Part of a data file

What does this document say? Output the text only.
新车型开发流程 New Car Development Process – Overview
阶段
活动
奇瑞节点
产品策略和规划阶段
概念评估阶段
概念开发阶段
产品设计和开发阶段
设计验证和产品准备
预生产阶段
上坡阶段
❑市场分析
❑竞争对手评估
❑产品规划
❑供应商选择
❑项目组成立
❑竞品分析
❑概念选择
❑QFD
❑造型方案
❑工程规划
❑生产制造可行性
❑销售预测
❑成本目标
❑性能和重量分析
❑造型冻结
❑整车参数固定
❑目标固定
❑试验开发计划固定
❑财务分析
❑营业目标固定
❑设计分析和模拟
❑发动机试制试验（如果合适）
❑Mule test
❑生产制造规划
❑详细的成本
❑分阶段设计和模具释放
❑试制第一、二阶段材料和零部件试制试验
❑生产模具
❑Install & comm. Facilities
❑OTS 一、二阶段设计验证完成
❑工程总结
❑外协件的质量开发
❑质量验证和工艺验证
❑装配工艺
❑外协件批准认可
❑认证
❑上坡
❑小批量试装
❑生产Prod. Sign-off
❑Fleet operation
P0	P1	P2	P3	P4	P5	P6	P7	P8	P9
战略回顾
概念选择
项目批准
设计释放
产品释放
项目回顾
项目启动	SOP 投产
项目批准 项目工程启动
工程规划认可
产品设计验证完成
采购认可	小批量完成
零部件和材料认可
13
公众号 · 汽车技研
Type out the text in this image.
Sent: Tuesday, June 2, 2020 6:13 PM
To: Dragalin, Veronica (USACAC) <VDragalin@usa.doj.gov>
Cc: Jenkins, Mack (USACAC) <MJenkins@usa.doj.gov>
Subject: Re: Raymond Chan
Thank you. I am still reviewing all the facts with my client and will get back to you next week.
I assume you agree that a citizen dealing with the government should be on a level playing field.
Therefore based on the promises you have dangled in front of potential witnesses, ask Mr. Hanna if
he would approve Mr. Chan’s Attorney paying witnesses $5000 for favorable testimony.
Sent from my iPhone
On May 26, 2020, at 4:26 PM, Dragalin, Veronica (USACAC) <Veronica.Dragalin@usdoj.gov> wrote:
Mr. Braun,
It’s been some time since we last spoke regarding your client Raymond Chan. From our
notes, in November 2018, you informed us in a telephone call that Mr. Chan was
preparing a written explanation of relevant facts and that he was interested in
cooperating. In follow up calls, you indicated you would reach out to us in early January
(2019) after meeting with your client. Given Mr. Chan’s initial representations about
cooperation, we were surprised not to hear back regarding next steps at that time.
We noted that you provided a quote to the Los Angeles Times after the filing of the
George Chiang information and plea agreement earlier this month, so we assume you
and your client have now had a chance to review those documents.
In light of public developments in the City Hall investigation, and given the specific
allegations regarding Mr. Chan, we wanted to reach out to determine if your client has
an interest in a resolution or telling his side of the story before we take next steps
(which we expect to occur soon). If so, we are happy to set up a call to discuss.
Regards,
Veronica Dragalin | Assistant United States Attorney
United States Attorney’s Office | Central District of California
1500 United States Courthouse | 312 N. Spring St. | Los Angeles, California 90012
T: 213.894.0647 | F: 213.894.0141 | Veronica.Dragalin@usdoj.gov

## Stated goal
Each record above must be given again exactly.

## The response
What does this document say? Output the text only.
新车型开发流程 New Car Development Process – Overview
阶段
活动
奇瑞节点
产品策略和规划阶段
概念评估阶段
概念开发阶段
产品设计和开发阶段
设计验证和产品准备
预生产阶段
上坡阶段
❑市场分析
❑竞争对手评估
❑产品规划
❑供应商选择
❑项目组成立
❑竞品分析
❑概念选择
❑QFD
❑造型方案
❑工程规划
❑生产制造可行性
❑销售预测
❑成本目标
❑性能和重量分析
❑造型冻结
❑整车参数固定
❑目标固定
❑试验开发计划固定
❑财务分析
❑营业目标固定
❑设计分析和模拟
❑发动机试制试验（如果合适）
❑Mule test
❑生产制造规划
❑详细的成本
❑分阶段设计和模具释放
❑试制第一、二阶段材料和零部件试制试验
❑生产模具
❑Install & comm. Facilities
❑OTS 一、二阶段设计验证完成
❑工程总结
❑外协件的质量开发
❑质量验证和工艺验证
❑装配工艺
❑外协件批准认可
❑认证
❑上坡
❑小批量试装
❑生产Prod. Sign-off
❑Fleet operation
P0	P1	P2	P3	P4	P5	P6	P7	P8	P9
战略回顾
概念选择
项目批准
设计释放
产品释放
项目回顾
项目启动	SOP 投产
项目批准 项目工程启动
工程规划认可
产品设计验证完成
采购认可	小批量完成
零部件和材料认可
13
公众号 · 汽车技研
Type out the text in this image.
Sent: Tuesday, June 2, 2020 6:13 PM
To: Dragalin, Veronica (USACAC) <VDragalin@usa.doj.gov>
Cc: Jenkins, Mack (USACAC) <MJenkins@usa.doj.gov>
Subject: Re: Raymond Chan
Thank you. I am still reviewing all the facts with my client and will get back to you next week.
I assume you agree that a citizen dealing with the government should be on a level playing field.
Therefore based on the promises you have dangled in front of potential witnesses, ask Mr. Hanna if
he would approve Mr. Chan’s Attorney paying witnesses $5000 for favorable testimony.
Sent from my iPhone
On May 26, 2020, at 4:26 PM, Dragalin, Veronica (USACAC) <Veronica.Dragalin@usdoj.gov> wrote:
Mr. Braun,
It’s been some time since we last spoke regarding your client Raymond Chan. From our
notes, in November 2018, you informed us in a telephone call that Mr. Chan was
preparing a written explanation of relevant facts and that he was interested in
cooperating. In follow up calls, you indicated you would reach out to us in early January
(2019) after meeting with your client. Given Mr. Chan’s initial representations about
cooperation, we were surprised not to hear back regarding next steps at that time.
We noted that you provided a quote to the Los Angeles Times after the filing of the
George Chiang information and plea agreement earlier this month, so we assume you
and your client have now had a chance to review those documents.
In light of public developments in the City Hall investigation, and given the specific
allegations regarding Mr. Chan, we wanted to reach out to determine if your client has
an interest in a resolution or telling his side of the story before we take next steps
(which we expect to occur soon). If so, we are happy to set up a call to discuss.
Regards,
Veronica Dragalin | Assistant United States Attorney
United States Attorney’s Office | Central District of California
1500 United States Courthouse | 312 N. Spring St. | Los Angeles, California 90012
T: 213.894.0647 | F: 213.894.0141 | Veronica.Dragalin@usdoj.gov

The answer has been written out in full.